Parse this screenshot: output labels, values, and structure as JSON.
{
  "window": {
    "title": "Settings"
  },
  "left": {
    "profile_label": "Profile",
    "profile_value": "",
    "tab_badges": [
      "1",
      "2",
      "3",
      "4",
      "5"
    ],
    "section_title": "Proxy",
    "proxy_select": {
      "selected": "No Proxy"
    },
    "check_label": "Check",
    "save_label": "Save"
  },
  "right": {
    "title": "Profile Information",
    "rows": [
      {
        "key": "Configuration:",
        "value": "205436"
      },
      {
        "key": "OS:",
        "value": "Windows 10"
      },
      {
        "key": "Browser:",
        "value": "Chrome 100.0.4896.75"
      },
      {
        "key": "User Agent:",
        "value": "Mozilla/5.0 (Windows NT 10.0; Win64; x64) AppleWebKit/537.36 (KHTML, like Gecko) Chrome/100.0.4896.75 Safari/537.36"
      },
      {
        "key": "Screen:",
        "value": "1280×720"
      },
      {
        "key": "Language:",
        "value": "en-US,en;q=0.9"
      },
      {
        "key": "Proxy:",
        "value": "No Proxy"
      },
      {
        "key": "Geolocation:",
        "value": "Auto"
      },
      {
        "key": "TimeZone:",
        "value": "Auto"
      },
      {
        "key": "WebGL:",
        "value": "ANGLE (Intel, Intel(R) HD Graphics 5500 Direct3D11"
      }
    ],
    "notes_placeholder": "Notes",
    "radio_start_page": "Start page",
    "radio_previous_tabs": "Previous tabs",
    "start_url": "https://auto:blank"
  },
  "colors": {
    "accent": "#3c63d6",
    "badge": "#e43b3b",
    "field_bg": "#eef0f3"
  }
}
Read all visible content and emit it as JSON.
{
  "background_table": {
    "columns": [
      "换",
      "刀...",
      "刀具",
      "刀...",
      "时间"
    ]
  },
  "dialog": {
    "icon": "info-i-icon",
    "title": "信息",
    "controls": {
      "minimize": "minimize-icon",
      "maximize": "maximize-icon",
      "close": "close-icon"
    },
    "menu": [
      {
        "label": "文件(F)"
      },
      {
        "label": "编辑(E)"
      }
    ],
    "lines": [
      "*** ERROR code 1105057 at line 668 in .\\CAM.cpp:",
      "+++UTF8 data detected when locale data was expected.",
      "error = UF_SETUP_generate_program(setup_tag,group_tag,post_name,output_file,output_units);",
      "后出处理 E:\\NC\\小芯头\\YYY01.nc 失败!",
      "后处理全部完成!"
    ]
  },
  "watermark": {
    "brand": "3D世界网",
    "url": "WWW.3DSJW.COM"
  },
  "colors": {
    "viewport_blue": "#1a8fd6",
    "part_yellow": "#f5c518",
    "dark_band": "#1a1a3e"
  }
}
════
Search the lines for the word "Chrome" and report how many contain it, by number only.

REPLY TO THE EXERCISE: 2